**DATASET EXTRACT:**
************
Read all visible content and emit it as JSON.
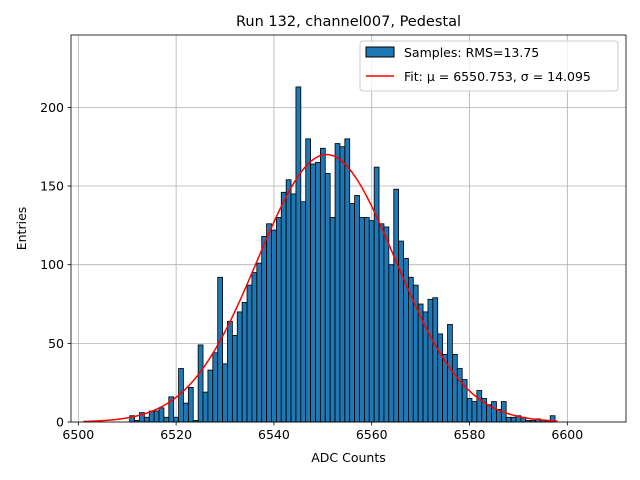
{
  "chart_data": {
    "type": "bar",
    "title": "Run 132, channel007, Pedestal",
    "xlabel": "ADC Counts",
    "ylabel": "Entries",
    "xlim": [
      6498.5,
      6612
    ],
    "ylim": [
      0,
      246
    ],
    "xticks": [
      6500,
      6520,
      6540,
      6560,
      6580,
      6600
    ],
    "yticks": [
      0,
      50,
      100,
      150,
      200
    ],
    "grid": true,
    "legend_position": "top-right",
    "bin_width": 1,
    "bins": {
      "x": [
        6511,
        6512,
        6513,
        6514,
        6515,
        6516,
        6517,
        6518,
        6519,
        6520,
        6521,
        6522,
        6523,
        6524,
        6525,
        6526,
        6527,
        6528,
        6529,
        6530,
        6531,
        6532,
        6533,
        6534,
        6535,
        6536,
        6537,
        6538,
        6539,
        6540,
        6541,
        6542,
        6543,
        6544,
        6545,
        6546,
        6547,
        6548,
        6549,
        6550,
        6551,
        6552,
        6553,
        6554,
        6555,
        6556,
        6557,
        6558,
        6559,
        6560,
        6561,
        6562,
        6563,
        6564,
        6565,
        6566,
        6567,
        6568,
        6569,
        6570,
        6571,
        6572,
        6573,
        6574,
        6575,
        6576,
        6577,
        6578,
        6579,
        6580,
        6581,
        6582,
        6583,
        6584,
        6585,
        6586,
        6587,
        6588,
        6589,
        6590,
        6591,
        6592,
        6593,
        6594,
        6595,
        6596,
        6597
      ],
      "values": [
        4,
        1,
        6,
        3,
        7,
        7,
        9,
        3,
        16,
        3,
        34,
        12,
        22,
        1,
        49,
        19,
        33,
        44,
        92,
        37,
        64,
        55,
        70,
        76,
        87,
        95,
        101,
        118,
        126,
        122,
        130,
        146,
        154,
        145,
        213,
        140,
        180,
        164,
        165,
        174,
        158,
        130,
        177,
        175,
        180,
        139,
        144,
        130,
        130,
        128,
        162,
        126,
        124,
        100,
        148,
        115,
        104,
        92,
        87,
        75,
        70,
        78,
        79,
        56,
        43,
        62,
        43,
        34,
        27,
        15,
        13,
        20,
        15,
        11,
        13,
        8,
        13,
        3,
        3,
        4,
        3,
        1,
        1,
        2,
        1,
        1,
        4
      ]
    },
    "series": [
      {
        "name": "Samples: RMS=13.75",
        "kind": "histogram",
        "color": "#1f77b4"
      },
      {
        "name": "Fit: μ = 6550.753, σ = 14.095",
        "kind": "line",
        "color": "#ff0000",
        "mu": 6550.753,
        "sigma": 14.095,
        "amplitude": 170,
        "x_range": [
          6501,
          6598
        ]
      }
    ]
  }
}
************
**DESCRIPTION OF THE TASK:** Check each line above for the string "name", then copy the ones that have it.

**TASK OUTPUT:**
        "name": "Samples: RMS=13.75",
        "name": "Fit: μ = 6550.753, σ = 14.095",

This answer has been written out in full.